## Start Record list

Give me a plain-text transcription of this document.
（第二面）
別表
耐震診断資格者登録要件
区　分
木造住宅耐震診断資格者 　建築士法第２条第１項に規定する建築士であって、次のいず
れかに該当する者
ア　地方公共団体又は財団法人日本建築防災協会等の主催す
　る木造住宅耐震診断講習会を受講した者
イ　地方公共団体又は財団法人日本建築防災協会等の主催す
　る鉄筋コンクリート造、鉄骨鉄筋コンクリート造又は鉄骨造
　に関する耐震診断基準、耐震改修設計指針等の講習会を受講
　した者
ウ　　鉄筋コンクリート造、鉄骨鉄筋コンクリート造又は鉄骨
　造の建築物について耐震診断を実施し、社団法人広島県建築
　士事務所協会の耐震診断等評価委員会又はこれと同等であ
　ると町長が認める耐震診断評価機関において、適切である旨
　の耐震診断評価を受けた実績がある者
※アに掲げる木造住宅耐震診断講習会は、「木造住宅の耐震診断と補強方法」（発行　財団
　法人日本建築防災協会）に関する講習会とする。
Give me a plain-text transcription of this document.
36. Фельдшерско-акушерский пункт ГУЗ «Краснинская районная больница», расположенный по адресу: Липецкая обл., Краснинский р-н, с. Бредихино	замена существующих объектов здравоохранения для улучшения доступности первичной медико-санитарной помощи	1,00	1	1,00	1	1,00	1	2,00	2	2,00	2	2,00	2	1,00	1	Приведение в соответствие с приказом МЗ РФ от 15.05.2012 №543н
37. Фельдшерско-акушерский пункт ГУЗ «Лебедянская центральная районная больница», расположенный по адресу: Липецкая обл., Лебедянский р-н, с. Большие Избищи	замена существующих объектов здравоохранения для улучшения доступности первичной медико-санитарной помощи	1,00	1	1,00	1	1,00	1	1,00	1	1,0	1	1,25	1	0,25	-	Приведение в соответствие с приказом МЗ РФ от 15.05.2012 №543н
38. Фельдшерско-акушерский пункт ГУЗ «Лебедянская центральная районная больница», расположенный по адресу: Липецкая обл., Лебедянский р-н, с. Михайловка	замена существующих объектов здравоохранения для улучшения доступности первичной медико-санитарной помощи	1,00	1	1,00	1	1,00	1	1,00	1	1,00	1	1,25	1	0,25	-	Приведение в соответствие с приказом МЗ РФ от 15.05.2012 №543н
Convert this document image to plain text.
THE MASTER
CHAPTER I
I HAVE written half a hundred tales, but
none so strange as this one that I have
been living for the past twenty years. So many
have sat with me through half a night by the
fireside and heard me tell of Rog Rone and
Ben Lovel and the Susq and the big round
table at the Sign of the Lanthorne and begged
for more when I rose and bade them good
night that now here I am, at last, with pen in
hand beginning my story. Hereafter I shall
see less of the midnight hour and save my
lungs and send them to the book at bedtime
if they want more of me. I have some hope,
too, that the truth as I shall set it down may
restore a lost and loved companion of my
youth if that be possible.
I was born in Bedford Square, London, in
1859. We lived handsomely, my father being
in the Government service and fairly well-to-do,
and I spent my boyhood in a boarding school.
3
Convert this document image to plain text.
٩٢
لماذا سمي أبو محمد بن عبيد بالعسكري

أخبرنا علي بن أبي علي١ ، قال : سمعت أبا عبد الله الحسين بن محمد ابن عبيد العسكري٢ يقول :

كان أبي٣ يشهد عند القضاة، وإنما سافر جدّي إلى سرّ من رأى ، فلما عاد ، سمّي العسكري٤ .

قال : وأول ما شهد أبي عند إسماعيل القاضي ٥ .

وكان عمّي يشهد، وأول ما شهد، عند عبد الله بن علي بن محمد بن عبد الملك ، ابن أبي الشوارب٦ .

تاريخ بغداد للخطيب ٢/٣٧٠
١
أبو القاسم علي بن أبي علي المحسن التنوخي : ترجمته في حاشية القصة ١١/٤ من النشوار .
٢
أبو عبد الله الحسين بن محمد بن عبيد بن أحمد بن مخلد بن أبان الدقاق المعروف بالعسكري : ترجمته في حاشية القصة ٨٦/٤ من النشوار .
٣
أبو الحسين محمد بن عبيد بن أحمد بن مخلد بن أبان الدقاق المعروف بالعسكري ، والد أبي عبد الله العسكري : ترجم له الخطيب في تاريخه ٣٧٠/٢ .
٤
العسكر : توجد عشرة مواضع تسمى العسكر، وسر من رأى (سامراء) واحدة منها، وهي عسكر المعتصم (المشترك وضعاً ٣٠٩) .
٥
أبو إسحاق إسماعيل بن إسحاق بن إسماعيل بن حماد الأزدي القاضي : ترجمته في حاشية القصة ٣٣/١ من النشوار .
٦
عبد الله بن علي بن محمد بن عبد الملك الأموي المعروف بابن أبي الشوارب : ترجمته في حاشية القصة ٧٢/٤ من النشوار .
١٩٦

## End Record list

Go through the listing above and list every line that has the word "عبيد".

لماذا سمي أبو محمد بن عبيد بالعسكري
أخبرنا علي بن أبي علي١ ، قال : سمعت أبا عبد الله الحسين بن محمد ابن عبيد العسكري٢ يقول :
أبو عبد الله الحسين بن محمد بن عبيد بن أحمد بن مخلد بن أبان الدقاق المعروف بالعسكري : ترجمته في حاشية القصة ٨٦/٤ من النشوار .
أبو الحسين محمد بن عبيد بن أحمد بن مخلد بن أبان الدقاق المعروف بالعسكري ، والد أبي عبد الله العسكري : ترجم له الخطيب في تاريخه ٣٧٠/٢ .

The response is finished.